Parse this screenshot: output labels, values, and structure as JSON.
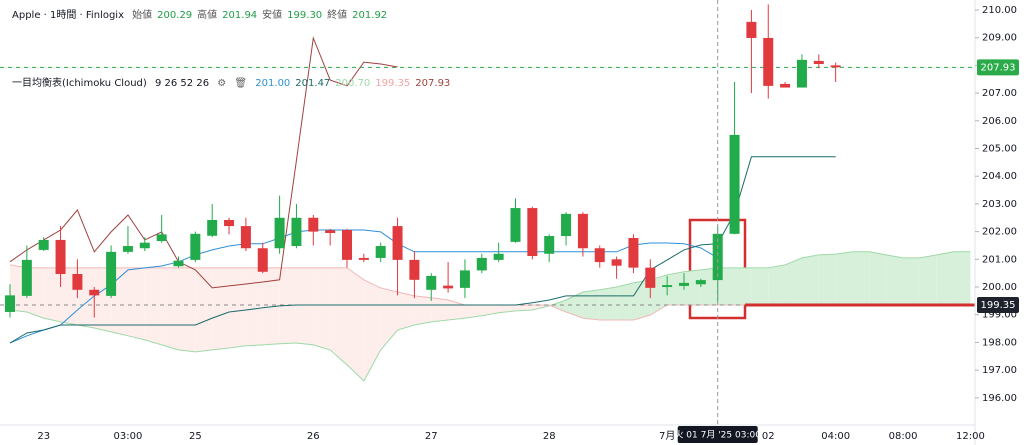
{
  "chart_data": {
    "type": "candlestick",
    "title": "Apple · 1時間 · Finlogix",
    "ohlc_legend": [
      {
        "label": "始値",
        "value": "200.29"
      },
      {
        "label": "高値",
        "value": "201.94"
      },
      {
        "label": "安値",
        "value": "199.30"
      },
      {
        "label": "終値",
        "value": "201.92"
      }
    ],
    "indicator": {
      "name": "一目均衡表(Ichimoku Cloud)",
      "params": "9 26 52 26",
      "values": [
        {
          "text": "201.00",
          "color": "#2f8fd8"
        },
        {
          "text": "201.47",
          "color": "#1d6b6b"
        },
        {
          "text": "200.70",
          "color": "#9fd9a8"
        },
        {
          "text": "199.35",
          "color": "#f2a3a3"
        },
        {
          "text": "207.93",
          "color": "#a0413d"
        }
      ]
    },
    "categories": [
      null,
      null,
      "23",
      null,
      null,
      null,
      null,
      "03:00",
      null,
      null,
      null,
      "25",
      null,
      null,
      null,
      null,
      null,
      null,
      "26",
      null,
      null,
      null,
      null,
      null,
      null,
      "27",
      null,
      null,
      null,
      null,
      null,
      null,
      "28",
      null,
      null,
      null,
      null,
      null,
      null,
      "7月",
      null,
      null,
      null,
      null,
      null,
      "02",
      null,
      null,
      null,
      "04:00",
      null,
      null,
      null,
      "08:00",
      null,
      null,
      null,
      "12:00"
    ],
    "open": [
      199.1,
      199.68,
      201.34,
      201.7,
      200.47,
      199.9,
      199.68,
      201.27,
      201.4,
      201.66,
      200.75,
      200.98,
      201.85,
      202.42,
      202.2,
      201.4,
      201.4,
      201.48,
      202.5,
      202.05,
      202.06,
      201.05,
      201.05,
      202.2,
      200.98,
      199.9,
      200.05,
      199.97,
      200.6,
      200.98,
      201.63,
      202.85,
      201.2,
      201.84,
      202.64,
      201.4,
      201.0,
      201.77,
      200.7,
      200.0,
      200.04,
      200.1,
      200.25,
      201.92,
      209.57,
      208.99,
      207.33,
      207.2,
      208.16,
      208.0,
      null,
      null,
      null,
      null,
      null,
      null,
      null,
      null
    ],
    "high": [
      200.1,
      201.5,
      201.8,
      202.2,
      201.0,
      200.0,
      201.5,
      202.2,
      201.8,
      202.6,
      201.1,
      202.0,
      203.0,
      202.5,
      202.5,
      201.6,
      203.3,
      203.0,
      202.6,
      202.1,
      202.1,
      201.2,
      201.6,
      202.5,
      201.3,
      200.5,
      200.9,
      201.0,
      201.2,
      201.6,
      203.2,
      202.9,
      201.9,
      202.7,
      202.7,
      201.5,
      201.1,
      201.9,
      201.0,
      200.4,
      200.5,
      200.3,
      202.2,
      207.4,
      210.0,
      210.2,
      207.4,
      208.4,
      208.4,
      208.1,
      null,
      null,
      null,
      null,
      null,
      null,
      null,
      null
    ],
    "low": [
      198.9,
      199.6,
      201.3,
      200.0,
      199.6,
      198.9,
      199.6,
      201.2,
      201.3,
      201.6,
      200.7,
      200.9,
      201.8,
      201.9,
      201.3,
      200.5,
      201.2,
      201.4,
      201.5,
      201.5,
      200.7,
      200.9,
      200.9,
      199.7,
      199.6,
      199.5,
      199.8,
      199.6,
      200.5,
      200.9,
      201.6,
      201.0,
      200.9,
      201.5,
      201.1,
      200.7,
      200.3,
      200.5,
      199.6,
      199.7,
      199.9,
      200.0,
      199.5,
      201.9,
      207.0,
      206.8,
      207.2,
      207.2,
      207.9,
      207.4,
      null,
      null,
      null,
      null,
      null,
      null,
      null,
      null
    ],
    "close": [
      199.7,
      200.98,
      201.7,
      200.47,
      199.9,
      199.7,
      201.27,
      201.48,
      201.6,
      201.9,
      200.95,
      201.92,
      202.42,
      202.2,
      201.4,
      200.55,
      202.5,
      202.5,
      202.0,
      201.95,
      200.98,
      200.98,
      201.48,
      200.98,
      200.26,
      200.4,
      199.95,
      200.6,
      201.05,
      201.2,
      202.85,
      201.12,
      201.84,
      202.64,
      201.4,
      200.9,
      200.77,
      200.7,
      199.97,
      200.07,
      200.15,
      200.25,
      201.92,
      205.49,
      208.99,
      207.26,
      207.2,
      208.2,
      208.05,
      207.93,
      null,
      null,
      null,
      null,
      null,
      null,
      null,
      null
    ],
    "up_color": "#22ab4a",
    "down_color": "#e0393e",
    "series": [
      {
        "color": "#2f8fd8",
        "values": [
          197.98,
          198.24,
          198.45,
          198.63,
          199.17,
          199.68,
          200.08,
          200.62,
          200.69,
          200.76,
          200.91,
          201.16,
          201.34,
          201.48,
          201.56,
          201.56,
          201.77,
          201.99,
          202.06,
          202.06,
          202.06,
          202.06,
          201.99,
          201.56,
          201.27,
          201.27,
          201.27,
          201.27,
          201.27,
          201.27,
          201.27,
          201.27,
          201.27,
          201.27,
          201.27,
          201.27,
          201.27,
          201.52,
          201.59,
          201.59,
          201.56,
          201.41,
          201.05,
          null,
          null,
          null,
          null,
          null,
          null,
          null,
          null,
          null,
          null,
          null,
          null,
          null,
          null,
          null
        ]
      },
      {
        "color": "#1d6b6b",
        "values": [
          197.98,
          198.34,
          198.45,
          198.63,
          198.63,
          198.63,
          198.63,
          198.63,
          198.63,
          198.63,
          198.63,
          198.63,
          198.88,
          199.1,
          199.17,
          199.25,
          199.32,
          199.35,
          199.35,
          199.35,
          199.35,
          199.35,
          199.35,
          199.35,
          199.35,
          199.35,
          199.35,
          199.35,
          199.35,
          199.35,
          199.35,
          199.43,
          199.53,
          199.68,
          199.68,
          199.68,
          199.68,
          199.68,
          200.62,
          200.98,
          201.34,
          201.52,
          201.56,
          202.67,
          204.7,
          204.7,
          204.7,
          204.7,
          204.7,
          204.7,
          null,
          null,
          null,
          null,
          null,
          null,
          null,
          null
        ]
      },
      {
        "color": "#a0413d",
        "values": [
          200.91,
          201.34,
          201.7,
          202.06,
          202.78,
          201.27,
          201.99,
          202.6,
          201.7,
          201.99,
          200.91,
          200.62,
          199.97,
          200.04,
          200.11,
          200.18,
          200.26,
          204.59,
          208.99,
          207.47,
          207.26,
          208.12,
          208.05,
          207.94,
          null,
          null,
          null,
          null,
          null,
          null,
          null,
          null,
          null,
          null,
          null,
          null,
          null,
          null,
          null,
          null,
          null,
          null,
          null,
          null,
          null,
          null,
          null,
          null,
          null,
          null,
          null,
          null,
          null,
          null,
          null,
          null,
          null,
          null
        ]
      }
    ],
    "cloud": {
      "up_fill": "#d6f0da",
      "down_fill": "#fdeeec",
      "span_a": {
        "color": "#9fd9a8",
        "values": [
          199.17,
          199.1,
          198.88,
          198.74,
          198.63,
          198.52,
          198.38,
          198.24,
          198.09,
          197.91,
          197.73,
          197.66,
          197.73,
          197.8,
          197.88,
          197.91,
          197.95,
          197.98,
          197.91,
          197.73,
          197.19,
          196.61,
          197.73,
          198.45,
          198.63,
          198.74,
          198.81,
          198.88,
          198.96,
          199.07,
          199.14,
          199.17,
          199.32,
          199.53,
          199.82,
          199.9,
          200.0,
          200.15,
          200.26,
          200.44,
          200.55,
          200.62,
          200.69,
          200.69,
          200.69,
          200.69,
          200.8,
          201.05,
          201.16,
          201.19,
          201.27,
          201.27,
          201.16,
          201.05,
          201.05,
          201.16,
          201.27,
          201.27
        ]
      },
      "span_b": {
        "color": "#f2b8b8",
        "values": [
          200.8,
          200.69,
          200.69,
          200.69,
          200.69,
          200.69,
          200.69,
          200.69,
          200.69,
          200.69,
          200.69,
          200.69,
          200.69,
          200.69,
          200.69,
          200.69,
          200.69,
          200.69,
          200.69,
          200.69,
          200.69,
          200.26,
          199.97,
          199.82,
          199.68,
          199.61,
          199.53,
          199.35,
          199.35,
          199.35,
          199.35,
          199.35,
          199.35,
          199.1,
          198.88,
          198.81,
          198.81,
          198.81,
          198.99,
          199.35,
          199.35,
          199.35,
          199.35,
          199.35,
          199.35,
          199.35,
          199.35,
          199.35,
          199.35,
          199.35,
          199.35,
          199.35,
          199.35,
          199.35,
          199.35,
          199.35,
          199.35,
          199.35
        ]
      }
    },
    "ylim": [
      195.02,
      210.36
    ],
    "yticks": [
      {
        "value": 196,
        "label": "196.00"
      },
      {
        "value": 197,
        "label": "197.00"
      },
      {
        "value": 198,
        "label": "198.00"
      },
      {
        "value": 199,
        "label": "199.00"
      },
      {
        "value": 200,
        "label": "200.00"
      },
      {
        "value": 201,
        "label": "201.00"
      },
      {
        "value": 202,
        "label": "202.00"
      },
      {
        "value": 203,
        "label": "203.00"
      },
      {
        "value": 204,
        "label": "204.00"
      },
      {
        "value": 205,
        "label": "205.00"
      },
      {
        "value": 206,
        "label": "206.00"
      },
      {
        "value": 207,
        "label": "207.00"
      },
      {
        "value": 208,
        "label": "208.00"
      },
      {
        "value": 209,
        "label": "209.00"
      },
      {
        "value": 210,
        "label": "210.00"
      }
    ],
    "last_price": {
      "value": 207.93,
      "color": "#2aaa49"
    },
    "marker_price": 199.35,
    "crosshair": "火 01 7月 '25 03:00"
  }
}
══════════
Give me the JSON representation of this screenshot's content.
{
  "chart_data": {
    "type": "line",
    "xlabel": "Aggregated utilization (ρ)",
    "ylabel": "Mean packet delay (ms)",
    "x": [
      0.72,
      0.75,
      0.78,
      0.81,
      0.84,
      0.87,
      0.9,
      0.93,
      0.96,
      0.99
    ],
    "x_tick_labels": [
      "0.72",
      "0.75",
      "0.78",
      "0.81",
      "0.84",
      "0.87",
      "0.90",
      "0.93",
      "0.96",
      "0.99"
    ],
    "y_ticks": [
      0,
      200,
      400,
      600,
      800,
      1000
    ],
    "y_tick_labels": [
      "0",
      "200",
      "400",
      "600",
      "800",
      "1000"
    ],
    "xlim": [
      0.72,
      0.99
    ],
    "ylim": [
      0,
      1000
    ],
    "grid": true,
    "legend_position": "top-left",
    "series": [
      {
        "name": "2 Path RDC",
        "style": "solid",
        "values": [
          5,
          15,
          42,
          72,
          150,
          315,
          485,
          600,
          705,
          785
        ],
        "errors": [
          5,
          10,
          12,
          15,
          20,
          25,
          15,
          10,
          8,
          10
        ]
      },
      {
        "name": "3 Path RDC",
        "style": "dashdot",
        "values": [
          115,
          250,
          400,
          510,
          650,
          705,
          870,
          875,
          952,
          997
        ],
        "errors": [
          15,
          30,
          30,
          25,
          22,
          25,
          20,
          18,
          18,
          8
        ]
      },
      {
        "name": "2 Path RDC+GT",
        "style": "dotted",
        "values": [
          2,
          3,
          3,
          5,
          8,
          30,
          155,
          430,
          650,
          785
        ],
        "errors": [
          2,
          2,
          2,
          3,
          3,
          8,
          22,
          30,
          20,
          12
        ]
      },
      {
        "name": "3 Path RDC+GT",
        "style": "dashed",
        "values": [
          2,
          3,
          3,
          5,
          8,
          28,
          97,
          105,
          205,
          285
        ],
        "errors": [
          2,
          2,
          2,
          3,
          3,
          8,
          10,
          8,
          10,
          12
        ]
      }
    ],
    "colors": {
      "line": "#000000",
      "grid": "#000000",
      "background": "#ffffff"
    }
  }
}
══════════
Exercise aim
Count every line in the preceding entries where the string "JSON" appears, then state only the total.

Reply to the task
2